Data excerpts
>> begin

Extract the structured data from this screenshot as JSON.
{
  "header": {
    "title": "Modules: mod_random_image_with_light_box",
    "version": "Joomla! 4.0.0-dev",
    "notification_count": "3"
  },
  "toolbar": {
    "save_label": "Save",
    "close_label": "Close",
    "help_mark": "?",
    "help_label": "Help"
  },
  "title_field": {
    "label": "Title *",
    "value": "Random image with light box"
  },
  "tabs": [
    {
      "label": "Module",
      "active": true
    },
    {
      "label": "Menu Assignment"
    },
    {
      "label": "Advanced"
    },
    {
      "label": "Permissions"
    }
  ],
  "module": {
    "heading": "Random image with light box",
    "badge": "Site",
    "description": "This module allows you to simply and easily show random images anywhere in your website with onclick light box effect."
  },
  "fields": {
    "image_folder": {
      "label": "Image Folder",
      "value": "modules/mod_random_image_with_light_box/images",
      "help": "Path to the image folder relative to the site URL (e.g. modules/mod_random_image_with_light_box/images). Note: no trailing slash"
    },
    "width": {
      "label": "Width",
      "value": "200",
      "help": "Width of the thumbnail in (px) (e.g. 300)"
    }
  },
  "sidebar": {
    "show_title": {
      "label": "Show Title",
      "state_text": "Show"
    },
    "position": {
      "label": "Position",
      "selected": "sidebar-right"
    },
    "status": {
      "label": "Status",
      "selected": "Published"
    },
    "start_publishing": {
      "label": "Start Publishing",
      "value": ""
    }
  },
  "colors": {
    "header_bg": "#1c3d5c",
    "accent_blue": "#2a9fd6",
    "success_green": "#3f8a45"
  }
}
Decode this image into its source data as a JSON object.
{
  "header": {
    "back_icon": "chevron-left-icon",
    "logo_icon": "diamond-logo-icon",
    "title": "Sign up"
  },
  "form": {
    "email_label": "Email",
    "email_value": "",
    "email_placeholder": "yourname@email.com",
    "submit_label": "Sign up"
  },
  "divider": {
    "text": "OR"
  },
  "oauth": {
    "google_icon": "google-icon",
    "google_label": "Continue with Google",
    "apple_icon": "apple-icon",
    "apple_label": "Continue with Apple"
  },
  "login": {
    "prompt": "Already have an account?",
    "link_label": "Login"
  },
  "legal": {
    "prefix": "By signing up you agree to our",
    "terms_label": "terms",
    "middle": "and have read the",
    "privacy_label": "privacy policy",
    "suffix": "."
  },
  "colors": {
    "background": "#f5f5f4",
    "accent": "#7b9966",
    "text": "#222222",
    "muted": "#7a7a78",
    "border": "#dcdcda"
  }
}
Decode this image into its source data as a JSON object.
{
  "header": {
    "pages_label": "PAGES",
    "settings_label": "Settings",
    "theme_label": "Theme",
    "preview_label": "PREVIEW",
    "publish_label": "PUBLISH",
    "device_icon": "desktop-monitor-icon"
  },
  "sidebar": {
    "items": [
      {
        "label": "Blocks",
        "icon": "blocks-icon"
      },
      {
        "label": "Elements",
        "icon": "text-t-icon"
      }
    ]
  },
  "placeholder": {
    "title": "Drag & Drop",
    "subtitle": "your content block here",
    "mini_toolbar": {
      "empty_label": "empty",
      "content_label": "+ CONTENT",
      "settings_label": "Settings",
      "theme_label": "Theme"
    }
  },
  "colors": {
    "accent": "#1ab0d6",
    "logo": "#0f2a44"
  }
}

>> end

## Instructions for the task
Identify and copy all lines with the word "Theme".

## Result of this task
    "theme_label": "Theme",
      "theme_label": "Theme"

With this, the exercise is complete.